Instructions to follow – Every line below that holds the string "GUILDFORD" should be copied out.

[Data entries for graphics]
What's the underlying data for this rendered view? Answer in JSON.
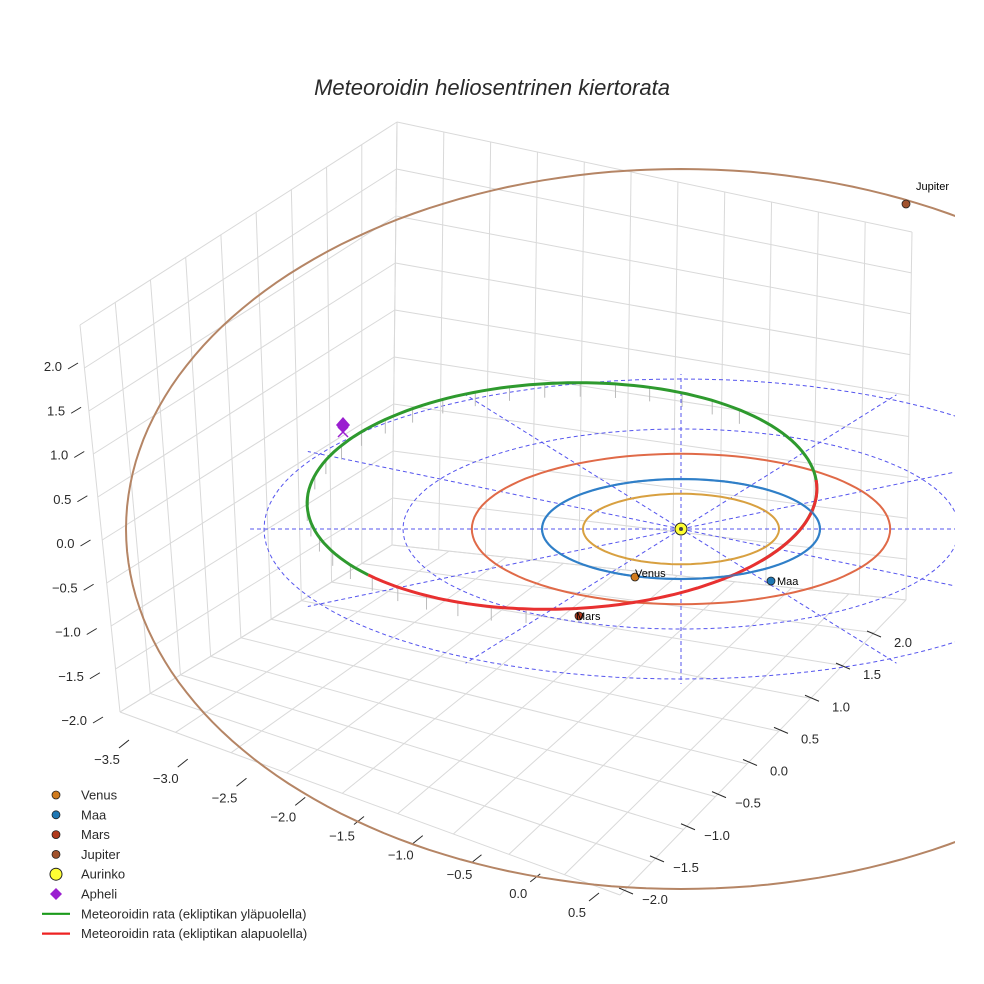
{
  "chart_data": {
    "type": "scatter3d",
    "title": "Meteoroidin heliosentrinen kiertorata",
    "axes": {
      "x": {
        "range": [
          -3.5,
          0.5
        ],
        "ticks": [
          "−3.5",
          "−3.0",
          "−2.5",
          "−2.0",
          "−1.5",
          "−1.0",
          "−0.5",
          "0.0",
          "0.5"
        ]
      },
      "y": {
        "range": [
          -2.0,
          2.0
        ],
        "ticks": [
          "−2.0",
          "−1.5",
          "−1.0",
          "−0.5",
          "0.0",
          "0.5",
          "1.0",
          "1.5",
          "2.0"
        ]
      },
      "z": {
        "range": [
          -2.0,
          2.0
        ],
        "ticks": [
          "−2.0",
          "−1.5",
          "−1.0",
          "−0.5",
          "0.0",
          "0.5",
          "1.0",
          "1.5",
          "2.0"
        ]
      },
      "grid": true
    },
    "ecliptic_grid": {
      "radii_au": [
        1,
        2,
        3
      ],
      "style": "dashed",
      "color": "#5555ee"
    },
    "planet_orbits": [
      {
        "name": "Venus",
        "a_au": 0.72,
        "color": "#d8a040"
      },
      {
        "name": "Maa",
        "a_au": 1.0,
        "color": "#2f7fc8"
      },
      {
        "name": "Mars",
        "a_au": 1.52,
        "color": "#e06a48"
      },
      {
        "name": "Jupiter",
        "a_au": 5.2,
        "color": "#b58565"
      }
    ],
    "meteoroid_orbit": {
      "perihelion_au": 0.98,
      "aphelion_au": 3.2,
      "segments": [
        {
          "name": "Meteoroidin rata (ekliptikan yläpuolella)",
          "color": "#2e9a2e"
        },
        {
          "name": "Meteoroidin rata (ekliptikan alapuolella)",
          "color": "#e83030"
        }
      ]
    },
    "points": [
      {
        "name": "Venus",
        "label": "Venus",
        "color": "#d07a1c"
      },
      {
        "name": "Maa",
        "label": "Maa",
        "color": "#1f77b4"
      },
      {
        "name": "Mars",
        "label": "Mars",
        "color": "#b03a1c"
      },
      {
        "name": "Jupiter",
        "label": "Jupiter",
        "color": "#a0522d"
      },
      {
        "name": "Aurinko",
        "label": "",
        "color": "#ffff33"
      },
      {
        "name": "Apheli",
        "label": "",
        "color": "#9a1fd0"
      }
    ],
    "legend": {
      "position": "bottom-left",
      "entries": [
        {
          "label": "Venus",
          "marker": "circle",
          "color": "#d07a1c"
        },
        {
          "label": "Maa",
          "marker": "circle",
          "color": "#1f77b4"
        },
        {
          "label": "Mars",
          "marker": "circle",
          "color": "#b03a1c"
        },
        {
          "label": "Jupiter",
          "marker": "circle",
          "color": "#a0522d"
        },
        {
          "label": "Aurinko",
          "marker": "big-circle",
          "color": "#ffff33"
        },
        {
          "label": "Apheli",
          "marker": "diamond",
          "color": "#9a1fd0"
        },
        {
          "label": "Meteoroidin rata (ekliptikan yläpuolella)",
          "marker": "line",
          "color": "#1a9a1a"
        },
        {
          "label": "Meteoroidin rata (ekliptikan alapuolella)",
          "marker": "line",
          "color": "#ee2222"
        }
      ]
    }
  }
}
--
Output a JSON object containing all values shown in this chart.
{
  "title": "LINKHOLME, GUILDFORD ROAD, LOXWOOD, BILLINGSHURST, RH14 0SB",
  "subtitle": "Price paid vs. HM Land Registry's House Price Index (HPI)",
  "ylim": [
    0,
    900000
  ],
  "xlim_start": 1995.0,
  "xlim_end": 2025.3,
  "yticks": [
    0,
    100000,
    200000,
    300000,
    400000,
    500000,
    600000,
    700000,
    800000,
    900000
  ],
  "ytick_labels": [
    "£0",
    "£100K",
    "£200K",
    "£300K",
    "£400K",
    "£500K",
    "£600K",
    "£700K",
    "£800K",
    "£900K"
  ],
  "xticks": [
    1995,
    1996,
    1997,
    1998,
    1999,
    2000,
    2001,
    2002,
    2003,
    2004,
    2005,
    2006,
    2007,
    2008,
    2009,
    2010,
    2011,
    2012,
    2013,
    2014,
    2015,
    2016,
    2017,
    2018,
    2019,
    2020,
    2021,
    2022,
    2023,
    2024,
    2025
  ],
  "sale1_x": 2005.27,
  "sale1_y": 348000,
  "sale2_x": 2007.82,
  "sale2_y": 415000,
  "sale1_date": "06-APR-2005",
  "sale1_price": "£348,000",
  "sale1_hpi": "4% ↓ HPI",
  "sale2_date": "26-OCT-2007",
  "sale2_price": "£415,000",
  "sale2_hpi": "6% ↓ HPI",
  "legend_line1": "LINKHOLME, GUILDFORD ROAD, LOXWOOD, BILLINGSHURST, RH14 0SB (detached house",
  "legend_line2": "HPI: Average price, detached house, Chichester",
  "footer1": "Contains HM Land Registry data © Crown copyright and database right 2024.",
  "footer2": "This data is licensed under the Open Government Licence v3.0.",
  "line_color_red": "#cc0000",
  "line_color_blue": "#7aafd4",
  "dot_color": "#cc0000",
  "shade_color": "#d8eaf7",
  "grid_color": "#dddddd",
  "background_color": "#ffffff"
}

Result for this exercise –
  "title": "LINKHOLME, GUILDFORD ROAD, LOXWOOD, BILLINGSHURST, RH14 0SB",
  "legend_line1": "LINKHOLME, GUILDFORD ROAD, LOXWOOD, BILLINGSHURST, RH14 0SB (detached house",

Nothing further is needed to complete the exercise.